Aim ▸ Return all entries precisely as they stand, without the images.

Record excerpts ▸
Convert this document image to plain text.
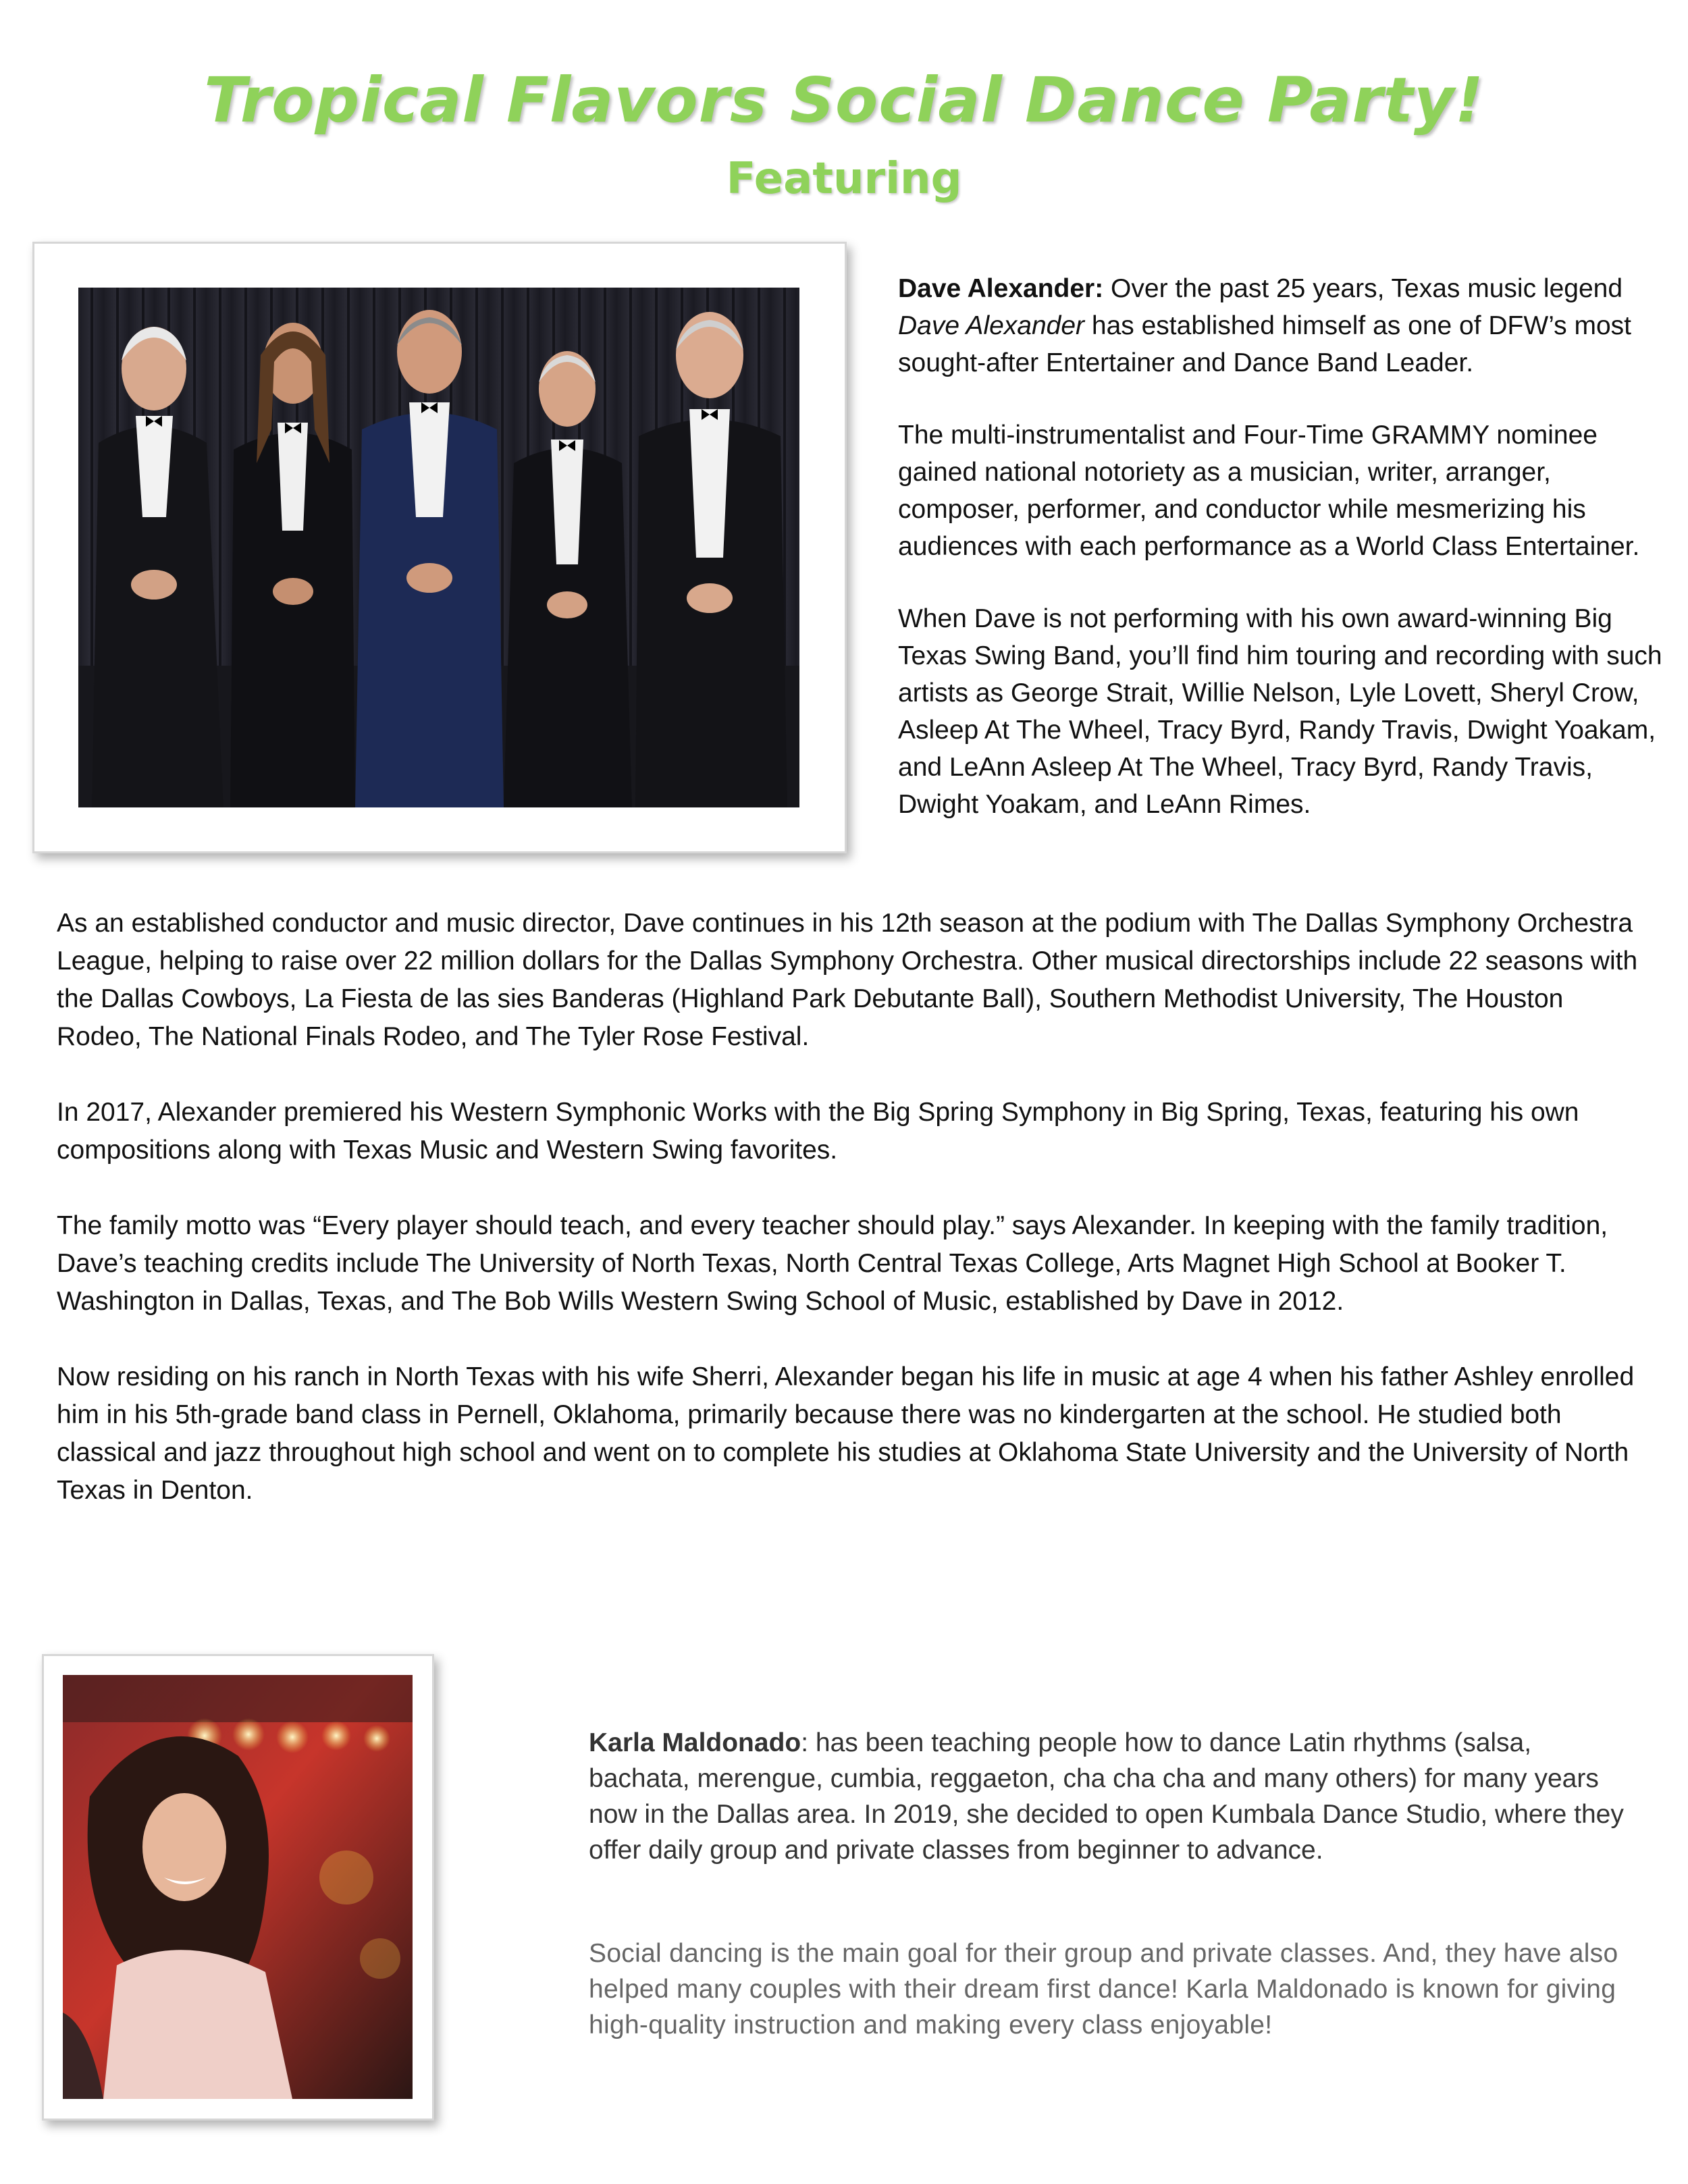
Tropical Flavors Social Dance Party!
Featuring

Dave Alexander: Over the past 25 years, Texas music legend Dave Alexander has established himself as one of DFW’s most sought-after Entertainer and Dance Band Leader.

The multi-instrumentalist and Four-Time GRAMMY nominee gained national notoriety as a musician, writer, arranger, composer, performer, and conductor while mesmerizing his audiences with each performance as a World Class Entertainer.

When Dave is not performing with his own award-winning Big Texas Swing Band, you’ll find him touring and recording with such artists as George Strait, Willie Nelson, Lyle Lovett, Sheryl Crow, Asleep At The Wheel, Tracy Byrd, Randy Travis, Dwight Yoakam, and LeAnn Asleep At The Wheel, Tracy Byrd, Randy Travis, Dwight Yoakam, and LeAnn Rimes.

As an established conductor and music director, Dave continues in his 12th season at the podium with The Dallas Symphony Orchestra League, helping to raise over 22 million dollars for the Dallas Symphony Orchestra. Other musical directorships include 22 seasons with the Dallas Cowboys, La Fiesta de las sies Banderas (Highland Park Debutante Ball), Southern Methodist University, The Houston Rodeo, The National Finals Rodeo, and The Tyler Rose Festival.

In 2017, Alexander premiered his Western Symphonic Works with the Big Spring Symphony in Big Spring, Texas, featuring his own compositions along with Texas Music and Western Swing favorites.

The family motto was “Every player should teach, and every teacher should play.” says Alexander. In keeping with the family tradition, Dave’s teaching credits include The University of North Texas, North Central Texas College, Arts Magnet High School at Booker T. Washington in Dallas, Texas, and The Bob Wills Western Swing School of Music, established by Dave in 2012.

Now residing on his ranch in North Texas with his wife Sherri, Alexander began his life in music at age 4 when his father Ashley enrolled him in his 5th-grade band class in Pernell, Oklahoma, primarily because there was no kindergarten at the school. He studied both classical and jazz throughout high school and went on to complete his studies at Oklahoma State University and the University of North Texas in Denton.

Karla Maldonado: has been teaching people how to dance Latin rhythms (salsa, bachata, merengue, cumbia, reggaeton, cha cha cha and many others) for many years now in the Dallas area. In 2019, she decided to open Kumbala Dance Studio, where they offer daily group and private classes from beginner to advance.

Social dancing is the main goal for their group and private classes. And, they have also helped many couples with their dream first dance! Karla Maldonado is known for giving high-quality instruction and making every class enjoyable!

Solved problem ▸
Convert this document image to plain text.
Tropical Flavors Social Dance Party!
Featuring

Dave Alexander: Over the past 25 years, Texas music legend Dave Alexander has established himself as one of DFW’s most sought-after Entertainer and Dance Band Leader.

The multi-instrumentalist and Four-Time GRAMMY nominee gained national notoriety as a musician, writer, arranger, composer, performer, and conductor while mesmerizing his audiences with each performance as a World Class Entertainer.

When Dave is not performing with his own award-winning Big Texas Swing Band, you’ll find him touring and recording with such artists as George Strait, Willie Nelson, Lyle Lovett, Sheryl Crow, Asleep At The Wheel, Tracy Byrd, Randy Travis, Dwight Yoakam, and LeAnn Asleep At The Wheel, Tracy Byrd, Randy Travis, Dwight Yoakam, and LeAnn Rimes.

As an established conductor and music director, Dave continues in his 12th season at the podium with The Dallas Symphony Orchestra League, helping to raise over 22 million dollars for the Dallas Symphony Orchestra. Other musical directorships include 22 seasons with the Dallas Cowboys, La Fiesta de las sies Banderas (Highland Park Debutante Ball), Southern Methodist University, The Houston Rodeo, The National Finals Rodeo, and The Tyler Rose Festival.

In 2017, Alexander premiered his Western Symphonic Works with the Big Spring Symphony in Big Spring, Texas, featuring his own compositions along with Texas Music and Western Swing favorites.

The family motto was “Every player should teach, and every teacher should play.” says Alexander. In keeping with the family tradition, Dave’s teaching credits include The University of North Texas, North Central Texas College, Arts Magnet High School at Booker T. Washington in Dallas, Texas, and The Bob Wills Western Swing School of Music, established by Dave in 2012.

Now residing on his ranch in North Texas with his wife Sherri, Alexander began his life in music at age 4 when his father Ashley enrolled him in his 5th-grade band class in Pernell, Oklahoma, primarily because there was no kindergarten at the school. He studied both classical and jazz throughout high school and went on to complete his studies at Oklahoma State University and the University of North Texas in Denton.

Karla Maldonado: has been teaching people how to dance Latin rhythms (salsa, bachata, merengue, cumbia, reggaeton, cha cha cha and many others) for many years now in the Dallas area. In 2019, she decided to open Kumbala Dance Studio, where they offer daily group and private classes from beginner to advance.

Social dancing is the main goal for their group and private classes. And, they have also helped many couples with their dream first dance! Karla Maldonado is known for giving high-quality instruction and making every class enjoyable!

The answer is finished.